-- Requirements --
Only lines holding the string "операции" are wanted; copy each one from the material.

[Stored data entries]

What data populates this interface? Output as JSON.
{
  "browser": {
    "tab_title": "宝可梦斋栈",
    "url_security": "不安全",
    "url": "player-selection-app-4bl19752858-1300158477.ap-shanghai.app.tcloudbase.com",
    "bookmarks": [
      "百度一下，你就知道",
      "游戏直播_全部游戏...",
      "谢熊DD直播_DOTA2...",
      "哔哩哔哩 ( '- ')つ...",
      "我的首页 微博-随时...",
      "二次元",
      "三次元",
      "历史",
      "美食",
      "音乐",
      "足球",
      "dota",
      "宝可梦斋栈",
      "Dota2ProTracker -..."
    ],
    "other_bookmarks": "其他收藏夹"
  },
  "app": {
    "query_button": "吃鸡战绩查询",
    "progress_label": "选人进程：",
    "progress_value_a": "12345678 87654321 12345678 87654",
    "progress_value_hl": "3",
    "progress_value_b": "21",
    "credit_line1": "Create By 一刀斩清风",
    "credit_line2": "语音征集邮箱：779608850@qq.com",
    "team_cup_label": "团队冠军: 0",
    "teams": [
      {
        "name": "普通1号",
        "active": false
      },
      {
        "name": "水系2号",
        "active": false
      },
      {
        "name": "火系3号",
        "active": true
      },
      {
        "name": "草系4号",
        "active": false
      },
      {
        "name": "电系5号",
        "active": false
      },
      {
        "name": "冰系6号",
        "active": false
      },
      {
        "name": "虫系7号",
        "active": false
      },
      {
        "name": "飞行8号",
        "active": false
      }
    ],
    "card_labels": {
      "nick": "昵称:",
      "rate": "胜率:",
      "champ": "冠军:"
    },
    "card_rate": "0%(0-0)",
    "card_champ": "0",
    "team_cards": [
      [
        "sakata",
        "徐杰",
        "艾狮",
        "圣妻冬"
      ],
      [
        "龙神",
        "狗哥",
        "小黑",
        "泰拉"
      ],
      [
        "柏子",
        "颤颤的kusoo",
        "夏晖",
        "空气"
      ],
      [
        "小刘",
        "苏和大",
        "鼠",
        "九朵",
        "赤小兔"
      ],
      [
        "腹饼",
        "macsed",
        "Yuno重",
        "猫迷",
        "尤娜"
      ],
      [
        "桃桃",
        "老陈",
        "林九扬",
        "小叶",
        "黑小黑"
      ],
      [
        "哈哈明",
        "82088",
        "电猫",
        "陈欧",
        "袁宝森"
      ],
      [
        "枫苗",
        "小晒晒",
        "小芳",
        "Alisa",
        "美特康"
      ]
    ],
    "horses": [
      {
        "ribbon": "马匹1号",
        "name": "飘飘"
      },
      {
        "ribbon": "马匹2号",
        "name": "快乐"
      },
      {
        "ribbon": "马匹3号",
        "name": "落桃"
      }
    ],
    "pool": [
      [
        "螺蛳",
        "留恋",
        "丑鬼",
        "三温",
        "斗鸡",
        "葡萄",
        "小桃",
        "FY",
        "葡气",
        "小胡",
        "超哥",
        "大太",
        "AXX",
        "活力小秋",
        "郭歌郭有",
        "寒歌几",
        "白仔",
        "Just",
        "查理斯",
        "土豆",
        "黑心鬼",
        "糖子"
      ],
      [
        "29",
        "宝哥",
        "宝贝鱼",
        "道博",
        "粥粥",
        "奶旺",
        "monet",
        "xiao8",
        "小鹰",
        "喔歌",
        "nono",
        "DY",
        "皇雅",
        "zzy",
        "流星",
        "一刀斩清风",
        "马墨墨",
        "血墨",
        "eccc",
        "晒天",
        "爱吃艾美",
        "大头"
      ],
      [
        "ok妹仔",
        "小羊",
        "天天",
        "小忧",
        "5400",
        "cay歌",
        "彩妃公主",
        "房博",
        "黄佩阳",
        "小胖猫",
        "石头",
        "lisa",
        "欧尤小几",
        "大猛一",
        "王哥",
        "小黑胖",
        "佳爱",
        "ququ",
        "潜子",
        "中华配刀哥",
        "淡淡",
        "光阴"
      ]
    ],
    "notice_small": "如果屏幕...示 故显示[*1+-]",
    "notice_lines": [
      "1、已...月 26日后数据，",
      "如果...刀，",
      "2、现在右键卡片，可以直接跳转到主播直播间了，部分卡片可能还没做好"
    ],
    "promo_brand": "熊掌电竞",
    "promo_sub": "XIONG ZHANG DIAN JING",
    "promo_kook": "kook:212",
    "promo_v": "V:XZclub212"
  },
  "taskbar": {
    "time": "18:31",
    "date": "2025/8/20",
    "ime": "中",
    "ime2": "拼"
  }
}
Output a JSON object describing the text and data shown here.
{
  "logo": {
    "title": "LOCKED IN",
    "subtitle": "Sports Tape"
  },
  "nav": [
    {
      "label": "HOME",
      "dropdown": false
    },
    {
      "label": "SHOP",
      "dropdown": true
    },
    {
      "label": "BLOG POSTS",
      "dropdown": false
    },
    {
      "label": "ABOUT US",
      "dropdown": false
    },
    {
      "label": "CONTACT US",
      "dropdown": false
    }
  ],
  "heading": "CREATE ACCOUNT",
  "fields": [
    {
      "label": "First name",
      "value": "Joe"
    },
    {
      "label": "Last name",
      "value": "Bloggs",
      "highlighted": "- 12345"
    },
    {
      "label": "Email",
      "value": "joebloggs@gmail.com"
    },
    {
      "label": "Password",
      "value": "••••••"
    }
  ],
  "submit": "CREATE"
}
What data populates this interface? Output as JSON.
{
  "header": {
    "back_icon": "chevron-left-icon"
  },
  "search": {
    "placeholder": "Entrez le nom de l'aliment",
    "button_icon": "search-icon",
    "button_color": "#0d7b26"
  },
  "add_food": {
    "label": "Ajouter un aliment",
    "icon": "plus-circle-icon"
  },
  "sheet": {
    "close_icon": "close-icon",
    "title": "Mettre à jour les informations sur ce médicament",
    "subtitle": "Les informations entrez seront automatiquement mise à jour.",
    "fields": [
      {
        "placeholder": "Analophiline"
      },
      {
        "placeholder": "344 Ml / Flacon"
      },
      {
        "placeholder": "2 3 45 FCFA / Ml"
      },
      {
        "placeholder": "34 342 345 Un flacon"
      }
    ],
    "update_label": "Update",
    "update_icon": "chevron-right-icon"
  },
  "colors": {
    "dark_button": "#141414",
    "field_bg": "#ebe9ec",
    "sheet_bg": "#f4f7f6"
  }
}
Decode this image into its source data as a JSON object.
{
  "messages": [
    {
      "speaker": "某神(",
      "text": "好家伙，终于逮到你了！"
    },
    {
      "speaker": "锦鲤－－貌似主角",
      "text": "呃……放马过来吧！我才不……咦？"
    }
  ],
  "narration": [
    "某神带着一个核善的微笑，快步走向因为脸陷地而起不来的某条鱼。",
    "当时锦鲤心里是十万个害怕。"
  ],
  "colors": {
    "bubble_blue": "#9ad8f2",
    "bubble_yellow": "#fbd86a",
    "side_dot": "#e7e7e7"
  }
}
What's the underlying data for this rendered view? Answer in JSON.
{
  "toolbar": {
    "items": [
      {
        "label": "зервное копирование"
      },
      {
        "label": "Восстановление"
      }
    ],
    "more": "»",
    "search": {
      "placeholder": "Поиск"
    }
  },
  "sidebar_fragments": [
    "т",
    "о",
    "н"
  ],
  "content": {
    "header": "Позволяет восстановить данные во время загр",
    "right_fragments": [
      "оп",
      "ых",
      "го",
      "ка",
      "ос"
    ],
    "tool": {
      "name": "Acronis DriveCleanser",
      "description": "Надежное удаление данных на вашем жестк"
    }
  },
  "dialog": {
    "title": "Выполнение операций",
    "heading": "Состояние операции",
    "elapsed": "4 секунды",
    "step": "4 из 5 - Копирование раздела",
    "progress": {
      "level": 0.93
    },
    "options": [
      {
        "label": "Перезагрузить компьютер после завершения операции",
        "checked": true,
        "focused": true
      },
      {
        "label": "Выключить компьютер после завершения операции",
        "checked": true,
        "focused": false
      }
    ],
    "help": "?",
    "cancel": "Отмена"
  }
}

-- Solution to this problem --
    "heading": "Состояние операции",
        "label": "Перезагрузить компьютер после завершения операции",
        "label": "Выключить компьютер после завершения операции",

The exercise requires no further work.